*Task brief:* Reproduce the material in full, unchanged.
start Record extracts
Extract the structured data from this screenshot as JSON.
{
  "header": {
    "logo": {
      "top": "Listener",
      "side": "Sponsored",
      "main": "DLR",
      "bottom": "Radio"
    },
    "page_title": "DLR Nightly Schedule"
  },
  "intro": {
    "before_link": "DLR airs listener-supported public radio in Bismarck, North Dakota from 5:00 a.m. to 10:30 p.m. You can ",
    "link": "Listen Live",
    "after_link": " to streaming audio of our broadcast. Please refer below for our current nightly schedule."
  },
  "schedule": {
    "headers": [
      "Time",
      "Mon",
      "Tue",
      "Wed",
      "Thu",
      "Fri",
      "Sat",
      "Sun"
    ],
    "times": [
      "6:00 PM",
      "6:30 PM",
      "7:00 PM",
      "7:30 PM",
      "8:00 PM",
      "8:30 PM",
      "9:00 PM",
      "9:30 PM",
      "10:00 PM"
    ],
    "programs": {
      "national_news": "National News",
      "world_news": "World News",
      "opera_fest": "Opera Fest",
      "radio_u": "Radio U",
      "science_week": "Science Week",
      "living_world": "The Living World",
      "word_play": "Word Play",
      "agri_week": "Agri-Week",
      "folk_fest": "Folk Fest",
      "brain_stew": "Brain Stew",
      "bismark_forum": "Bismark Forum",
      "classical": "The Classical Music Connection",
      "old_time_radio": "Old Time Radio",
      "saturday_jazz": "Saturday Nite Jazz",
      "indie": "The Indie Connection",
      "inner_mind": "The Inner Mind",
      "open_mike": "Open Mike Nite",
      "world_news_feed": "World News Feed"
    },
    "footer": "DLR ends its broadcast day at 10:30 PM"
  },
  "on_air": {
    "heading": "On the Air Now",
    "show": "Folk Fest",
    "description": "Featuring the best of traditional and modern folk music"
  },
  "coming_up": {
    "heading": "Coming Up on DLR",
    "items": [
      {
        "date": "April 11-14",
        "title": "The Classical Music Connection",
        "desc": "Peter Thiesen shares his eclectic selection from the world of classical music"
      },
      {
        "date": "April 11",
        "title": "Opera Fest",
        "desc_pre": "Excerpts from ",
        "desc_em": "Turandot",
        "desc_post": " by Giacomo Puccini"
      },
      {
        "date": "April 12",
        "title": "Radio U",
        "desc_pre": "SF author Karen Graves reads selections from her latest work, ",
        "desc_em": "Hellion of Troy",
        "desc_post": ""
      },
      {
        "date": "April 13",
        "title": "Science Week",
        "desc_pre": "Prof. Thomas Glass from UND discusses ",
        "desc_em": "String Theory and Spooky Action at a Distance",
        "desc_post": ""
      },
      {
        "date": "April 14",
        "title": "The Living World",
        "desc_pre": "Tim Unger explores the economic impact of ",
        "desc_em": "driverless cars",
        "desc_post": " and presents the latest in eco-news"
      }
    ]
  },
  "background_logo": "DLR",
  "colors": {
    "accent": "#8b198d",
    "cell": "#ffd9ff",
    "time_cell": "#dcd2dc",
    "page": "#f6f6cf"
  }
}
end Record extracts
*Full response:*
Extract the structured data from this screenshot as JSON.
{
  "header": {
    "logo": {
      "top": "Listener",
      "side": "Sponsored",
      "main": "DLR",
      "bottom": "Radio"
    },
    "page_title": "DLR Nightly Schedule"
  },
  "intro": {
    "before_link": "DLR airs listener-supported public radio in Bismarck, North Dakota from 5:00 a.m. to 10:30 p.m. You can ",
    "link": "Listen Live",
    "after_link": " to streaming audio of our broadcast. Please refer below for our current nightly schedule."
  },
  "schedule": {
    "headers": [
      "Time",
      "Mon",
      "Tue",
      "Wed",
      "Thu",
      "Fri",
      "Sat",
      "Sun"
    ],
    "times": [
      "6:00 PM",
      "6:30 PM",
      "7:00 PM",
      "7:30 PM",
      "8:00 PM",
      "8:30 PM",
      "9:00 PM",
      "9:30 PM",
      "10:00 PM"
    ],
    "programs": {
      "national_news": "National News",
      "world_news": "World News",
      "opera_fest": "Opera Fest",
      "radio_u": "Radio U",
      "science_week": "Science Week",
      "living_world": "The Living World",
      "word_play": "Word Play",
      "agri_week": "Agri-Week",
      "folk_fest": "Folk Fest",
      "brain_stew": "Brain Stew",
      "bismark_forum": "Bismark Forum",
      "classical": "The Classical Music Connection",
      "old_time_radio": "Old Time Radio",
      "saturday_jazz": "Saturday Nite Jazz",
      "indie": "The Indie Connection",
      "inner_mind": "The Inner Mind",
      "open_mike": "Open Mike Nite",
      "world_news_feed": "World News Feed"
    },
    "footer": "DLR ends its broadcast day at 10:30 PM"
  },
  "on_air": {
    "heading": "On the Air Now",
    "show": "Folk Fest",
    "description": "Featuring the best of traditional and modern folk music"
  },
  "coming_up": {
    "heading": "Coming Up on DLR",
    "items": [
      {
        "date": "April 11-14",
        "title": "The Classical Music Connection",
        "desc": "Peter Thiesen shares his eclectic selection from the world of classical music"
      },
      {
        "date": "April 11",
        "title": "Opera Fest",
        "desc_pre": "Excerpts from ",
        "desc_em": "Turandot",
        "desc_post": " by Giacomo Puccini"
      },
      {
        "date": "April 12",
        "title": "Radio U",
        "desc_pre": "SF author Karen Graves reads selections from her latest work, ",
        "desc_em": "Hellion of Troy",
        "desc_post": ""
      },
      {
        "date": "April 13",
        "title": "Science Week",
        "desc_pre": "Prof. Thomas Glass from UND discusses ",
        "desc_em": "String Theory and Spooky Action at a Distance",
        "desc_post": ""
      },
      {
        "date": "April 14",
        "title": "The Living World",
        "desc_pre": "Tim Unger explores the economic impact of ",
        "desc_em": "driverless cars",
        "desc_post": " and presents the latest in eco-news"
      }
    ]
  },
  "background_logo": "DLR",
  "colors": {
    "accent": "#8b198d",
    "cell": "#ffd9ff",
    "time_cell": "#dcd2dc",
    "page": "#f6f6cf"
  }
}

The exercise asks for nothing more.